» Directions
Return all lines with the word "title" in them.

[Dataset entries]
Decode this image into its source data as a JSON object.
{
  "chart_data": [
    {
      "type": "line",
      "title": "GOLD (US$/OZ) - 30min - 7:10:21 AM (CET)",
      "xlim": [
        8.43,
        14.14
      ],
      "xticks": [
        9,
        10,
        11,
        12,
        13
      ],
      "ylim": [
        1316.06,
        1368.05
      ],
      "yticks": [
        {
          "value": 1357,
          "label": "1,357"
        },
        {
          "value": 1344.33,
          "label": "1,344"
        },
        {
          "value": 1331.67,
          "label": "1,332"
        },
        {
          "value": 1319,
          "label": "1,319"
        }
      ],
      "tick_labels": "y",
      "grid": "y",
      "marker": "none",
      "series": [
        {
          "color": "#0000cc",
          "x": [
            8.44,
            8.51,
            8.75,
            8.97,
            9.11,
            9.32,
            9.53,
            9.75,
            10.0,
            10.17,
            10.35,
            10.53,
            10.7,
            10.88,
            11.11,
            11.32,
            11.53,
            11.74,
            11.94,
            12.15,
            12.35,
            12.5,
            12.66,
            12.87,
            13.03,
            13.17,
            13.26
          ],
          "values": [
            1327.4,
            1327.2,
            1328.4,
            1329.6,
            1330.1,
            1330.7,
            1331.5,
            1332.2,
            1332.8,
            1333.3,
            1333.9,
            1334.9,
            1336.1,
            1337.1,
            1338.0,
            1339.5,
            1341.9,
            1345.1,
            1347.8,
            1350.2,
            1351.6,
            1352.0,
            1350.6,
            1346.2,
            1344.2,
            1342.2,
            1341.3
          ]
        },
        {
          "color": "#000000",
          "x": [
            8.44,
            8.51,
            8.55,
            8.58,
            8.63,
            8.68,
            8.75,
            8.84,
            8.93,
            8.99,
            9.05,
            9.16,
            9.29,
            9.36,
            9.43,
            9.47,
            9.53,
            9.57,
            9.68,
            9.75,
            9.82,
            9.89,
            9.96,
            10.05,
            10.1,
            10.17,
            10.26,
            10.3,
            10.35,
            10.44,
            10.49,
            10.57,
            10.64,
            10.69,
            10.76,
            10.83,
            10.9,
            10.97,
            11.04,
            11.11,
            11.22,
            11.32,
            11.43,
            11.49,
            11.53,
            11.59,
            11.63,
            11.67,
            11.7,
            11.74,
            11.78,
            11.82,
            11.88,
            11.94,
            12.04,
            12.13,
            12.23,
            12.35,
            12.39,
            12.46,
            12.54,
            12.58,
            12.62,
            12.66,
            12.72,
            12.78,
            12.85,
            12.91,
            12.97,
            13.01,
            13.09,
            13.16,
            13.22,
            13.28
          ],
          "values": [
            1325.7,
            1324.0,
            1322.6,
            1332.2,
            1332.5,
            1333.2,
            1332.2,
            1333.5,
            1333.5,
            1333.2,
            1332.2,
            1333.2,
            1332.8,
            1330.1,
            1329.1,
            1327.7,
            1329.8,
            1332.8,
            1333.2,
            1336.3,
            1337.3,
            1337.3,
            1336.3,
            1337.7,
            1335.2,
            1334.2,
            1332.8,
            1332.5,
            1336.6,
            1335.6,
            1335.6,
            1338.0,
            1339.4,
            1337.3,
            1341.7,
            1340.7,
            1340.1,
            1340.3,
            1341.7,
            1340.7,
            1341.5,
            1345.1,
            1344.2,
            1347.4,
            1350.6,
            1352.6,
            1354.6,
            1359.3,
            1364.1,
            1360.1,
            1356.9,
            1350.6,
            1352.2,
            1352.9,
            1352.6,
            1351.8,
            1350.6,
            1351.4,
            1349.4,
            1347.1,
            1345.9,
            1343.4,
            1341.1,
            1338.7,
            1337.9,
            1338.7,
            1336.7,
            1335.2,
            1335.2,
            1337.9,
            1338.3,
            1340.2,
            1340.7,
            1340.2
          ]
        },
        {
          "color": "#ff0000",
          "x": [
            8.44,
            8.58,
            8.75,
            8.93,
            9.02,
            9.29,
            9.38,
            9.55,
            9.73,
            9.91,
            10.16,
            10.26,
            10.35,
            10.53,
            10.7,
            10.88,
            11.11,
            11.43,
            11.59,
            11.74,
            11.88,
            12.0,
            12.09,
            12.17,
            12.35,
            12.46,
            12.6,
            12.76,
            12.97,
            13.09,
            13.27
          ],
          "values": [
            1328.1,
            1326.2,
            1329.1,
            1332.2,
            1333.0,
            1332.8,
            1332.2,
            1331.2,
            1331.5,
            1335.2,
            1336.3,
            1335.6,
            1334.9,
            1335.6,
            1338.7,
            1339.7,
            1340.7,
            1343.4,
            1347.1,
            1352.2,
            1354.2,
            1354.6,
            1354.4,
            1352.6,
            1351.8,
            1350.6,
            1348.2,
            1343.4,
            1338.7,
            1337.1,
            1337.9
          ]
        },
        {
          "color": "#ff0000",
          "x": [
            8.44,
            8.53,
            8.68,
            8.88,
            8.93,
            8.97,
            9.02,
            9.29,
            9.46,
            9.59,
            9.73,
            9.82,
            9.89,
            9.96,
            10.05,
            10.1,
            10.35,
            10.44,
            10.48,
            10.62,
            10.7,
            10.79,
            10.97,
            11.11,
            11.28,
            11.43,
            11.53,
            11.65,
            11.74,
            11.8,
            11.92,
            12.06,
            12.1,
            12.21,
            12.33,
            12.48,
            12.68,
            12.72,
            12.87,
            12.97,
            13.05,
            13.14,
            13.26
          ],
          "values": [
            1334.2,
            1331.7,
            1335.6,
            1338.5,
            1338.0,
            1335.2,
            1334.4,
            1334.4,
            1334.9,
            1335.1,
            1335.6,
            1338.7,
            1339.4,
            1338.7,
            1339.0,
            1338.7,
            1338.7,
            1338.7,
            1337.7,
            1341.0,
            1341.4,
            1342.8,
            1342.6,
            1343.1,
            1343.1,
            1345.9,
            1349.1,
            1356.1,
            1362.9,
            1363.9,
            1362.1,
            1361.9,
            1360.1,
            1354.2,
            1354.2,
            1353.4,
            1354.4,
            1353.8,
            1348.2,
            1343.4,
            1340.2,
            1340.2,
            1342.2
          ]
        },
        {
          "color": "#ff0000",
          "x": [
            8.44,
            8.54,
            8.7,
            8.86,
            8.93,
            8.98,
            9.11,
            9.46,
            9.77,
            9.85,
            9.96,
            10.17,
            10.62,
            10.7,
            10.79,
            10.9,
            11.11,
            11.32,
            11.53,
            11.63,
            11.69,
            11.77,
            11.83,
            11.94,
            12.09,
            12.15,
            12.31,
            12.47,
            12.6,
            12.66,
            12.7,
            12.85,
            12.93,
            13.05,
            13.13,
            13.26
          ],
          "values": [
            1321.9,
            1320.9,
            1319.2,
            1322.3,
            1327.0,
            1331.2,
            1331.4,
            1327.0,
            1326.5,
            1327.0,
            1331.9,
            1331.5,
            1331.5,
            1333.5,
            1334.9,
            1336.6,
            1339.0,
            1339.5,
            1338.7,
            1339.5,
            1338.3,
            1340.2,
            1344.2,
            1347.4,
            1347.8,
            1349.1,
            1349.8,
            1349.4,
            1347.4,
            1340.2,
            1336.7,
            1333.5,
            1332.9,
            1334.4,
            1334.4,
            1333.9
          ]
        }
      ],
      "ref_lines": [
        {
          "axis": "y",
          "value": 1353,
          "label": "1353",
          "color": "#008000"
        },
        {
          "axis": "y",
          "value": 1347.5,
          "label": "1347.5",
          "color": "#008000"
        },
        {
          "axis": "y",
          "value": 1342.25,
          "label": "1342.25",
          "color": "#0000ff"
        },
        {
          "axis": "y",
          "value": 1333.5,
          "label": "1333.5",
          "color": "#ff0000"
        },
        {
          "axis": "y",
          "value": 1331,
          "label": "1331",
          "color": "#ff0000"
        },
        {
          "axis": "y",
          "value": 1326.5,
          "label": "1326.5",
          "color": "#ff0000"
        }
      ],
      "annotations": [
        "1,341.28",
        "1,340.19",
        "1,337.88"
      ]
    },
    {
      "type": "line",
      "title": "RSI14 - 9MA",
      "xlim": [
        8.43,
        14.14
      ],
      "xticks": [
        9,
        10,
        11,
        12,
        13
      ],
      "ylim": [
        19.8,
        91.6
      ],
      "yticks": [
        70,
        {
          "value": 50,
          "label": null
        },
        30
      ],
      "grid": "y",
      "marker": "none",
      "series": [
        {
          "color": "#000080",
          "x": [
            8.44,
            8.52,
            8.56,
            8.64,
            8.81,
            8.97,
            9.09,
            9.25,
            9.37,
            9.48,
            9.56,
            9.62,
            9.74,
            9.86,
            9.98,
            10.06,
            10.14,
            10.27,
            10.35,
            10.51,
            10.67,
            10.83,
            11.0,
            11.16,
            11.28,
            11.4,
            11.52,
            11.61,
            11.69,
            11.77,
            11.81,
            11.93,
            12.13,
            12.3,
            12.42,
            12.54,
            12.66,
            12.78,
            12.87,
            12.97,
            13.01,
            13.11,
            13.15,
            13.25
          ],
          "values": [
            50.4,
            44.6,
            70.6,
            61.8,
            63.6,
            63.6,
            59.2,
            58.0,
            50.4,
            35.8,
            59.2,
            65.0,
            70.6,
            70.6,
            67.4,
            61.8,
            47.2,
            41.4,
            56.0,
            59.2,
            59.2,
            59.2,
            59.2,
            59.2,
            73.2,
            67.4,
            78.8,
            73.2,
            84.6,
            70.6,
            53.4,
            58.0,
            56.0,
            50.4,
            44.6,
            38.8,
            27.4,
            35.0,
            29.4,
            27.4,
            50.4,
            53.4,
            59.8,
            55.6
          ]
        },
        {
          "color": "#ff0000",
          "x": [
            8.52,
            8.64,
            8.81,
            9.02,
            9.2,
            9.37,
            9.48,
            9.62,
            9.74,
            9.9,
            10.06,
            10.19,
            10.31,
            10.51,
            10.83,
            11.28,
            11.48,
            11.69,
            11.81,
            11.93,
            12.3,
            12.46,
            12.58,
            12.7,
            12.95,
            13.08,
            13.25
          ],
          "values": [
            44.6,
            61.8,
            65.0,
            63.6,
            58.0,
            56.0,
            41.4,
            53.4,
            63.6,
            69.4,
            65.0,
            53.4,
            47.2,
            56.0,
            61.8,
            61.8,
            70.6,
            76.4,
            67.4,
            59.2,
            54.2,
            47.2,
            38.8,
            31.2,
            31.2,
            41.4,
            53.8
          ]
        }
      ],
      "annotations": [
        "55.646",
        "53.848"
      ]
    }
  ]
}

» Result for this task
      "title": "GOLD (US$/OZ) - 30min - 7:10:21 AM (CET)",
      "title": "RSI14 - 9MA",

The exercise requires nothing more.